**What this task involves**
Quote all entries in full, exactly.

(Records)
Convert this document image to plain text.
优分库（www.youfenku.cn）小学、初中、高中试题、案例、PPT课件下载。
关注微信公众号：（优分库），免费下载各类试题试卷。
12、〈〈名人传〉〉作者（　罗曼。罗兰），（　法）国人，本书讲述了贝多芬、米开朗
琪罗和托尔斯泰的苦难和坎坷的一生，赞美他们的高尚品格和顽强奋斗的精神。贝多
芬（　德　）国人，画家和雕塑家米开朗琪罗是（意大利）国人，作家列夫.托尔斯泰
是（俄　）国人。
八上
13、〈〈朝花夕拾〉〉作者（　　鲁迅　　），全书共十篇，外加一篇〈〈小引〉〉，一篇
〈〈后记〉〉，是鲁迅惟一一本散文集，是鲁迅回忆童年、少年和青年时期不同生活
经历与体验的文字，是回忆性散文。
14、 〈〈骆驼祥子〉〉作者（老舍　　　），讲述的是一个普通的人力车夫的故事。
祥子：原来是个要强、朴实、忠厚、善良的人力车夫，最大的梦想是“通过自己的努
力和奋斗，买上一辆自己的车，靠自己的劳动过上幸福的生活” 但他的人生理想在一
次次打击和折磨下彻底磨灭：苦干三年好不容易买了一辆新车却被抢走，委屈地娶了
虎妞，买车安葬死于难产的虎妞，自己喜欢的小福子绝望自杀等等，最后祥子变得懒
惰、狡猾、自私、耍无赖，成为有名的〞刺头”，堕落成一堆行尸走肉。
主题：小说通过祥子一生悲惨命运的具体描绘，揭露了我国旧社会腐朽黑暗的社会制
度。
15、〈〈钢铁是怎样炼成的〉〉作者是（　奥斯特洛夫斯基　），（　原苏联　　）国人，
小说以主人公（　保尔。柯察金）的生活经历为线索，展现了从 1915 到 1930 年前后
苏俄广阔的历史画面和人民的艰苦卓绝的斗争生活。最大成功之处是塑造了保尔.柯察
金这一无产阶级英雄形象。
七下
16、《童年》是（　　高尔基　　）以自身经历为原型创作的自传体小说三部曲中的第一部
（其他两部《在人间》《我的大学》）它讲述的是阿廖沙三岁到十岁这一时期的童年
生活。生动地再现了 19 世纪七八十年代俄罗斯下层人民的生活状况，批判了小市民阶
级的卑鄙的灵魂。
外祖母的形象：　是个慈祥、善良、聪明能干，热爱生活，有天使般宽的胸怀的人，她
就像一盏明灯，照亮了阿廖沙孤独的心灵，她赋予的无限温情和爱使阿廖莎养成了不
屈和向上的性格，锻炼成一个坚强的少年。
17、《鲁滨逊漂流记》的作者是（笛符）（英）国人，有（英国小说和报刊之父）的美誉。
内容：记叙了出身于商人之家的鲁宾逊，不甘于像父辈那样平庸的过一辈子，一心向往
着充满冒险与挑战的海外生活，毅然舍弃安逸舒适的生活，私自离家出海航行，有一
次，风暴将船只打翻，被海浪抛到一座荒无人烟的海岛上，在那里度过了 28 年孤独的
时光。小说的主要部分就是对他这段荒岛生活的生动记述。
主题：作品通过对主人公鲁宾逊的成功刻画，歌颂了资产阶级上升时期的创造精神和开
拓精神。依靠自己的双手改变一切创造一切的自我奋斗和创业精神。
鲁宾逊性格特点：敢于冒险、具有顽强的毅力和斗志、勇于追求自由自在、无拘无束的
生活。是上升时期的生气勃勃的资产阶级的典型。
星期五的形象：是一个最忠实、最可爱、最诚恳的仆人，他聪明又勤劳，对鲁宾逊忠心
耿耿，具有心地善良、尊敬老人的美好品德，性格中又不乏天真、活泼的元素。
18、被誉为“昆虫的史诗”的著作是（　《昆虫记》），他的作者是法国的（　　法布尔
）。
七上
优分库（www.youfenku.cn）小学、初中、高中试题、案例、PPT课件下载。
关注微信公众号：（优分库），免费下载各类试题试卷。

**Task answer**
Convert this document image to plain text.
优分库（www.youfenku.cn）小学、初中、高中试题、案例、PPT课件下载。
关注微信公众号：（优分库），免费下载各类试题试卷。
12、〈〈名人传〉〉作者（　罗曼。罗兰），（　法）国人，本书讲述了贝多芬、米开朗
琪罗和托尔斯泰的苦难和坎坷的一生，赞美他们的高尚品格和顽强奋斗的精神。贝多
芬（　德　）国人，画家和雕塑家米开朗琪罗是（意大利）国人，作家列夫.托尔斯泰
是（俄　）国人。
八上
13、〈〈朝花夕拾〉〉作者（　　鲁迅　　），全书共十篇，外加一篇〈〈小引〉〉，一篇
〈〈后记〉〉，是鲁迅惟一一本散文集，是鲁迅回忆童年、少年和青年时期不同生活
经历与体验的文字，是回忆性散文。
14、 〈〈骆驼祥子〉〉作者（老舍　　　），讲述的是一个普通的人力车夫的故事。
祥子：原来是个要强、朴实、忠厚、善良的人力车夫，最大的梦想是“通过自己的努
力和奋斗，买上一辆自己的车，靠自己的劳动过上幸福的生活” 但他的人生理想在一
次次打击和折磨下彻底磨灭：苦干三年好不容易买了一辆新车却被抢走，委屈地娶了
虎妞，买车安葬死于难产的虎妞，自己喜欢的小福子绝望自杀等等，最后祥子变得懒
惰、狡猾、自私、耍无赖，成为有名的〞刺头”，堕落成一堆行尸走肉。
主题：小说通过祥子一生悲惨命运的具体描绘，揭露了我国旧社会腐朽黑暗的社会制
度。
15、〈〈钢铁是怎样炼成的〉〉作者是（　奥斯特洛夫斯基　），（　原苏联　　）国人，
小说以主人公（　保尔。柯察金）的生活经历为线索，展现了从 1915 到 1930 年前后
苏俄广阔的历史画面和人民的艰苦卓绝的斗争生活。最大成功之处是塑造了保尔.柯察
金这一无产阶级英雄形象。
七下
16、《童年》是（　　高尔基　　）以自身经历为原型创作的自传体小说三部曲中的第一部
（其他两部《在人间》《我的大学》）它讲述的是阿廖沙三岁到十岁这一时期的童年
生活。生动地再现了 19 世纪七八十年代俄罗斯下层人民的生活状况，批判了小市民阶
级的卑鄙的灵魂。
外祖母的形象：　是个慈祥、善良、聪明能干，热爱生活，有天使般宽的胸怀的人，她
就像一盏明灯，照亮了阿廖沙孤独的心灵，她赋予的无限温情和爱使阿廖莎养成了不
屈和向上的性格，锻炼成一个坚强的少年。
17、《鲁滨逊漂流记》的作者是（笛符）（英）国人，有（英国小说和报刊之父）的美誉。
内容：记叙了出身于商人之家的鲁宾逊，不甘于像父辈那样平庸的过一辈子，一心向往
着充满冒险与挑战的海外生活，毅然舍弃安逸舒适的生活，私自离家出海航行，有一
次，风暴将船只打翻，被海浪抛到一座荒无人烟的海岛上，在那里度过了 28 年孤独的
时光。小说的主要部分就是对他这段荒岛生活的生动记述。
主题：作品通过对主人公鲁宾逊的成功刻画，歌颂了资产阶级上升时期的创造精神和开
拓精神。依靠自己的双手改变一切创造一切的自我奋斗和创业精神。
鲁宾逊性格特点：敢于冒险、具有顽强的毅力和斗志、勇于追求自由自在、无拘无束的
生活。是上升时期的生气勃勃的资产阶级的典型。
星期五的形象：是一个最忠实、最可爱、最诚恳的仆人，他聪明又勤劳，对鲁宾逊忠心
耿耿，具有心地善良、尊敬老人的美好品德，性格中又不乏天真、活泼的元素。
18、被誉为“昆虫的史诗”的著作是（　《昆虫记》），他的作者是法国的（　　法布尔
）。
七上
优分库（www.youfenku.cn）小学、初中、高中试题、案例、PPT课件下载。
关注微信公众号：（优分库），免费下载各类试题试卷。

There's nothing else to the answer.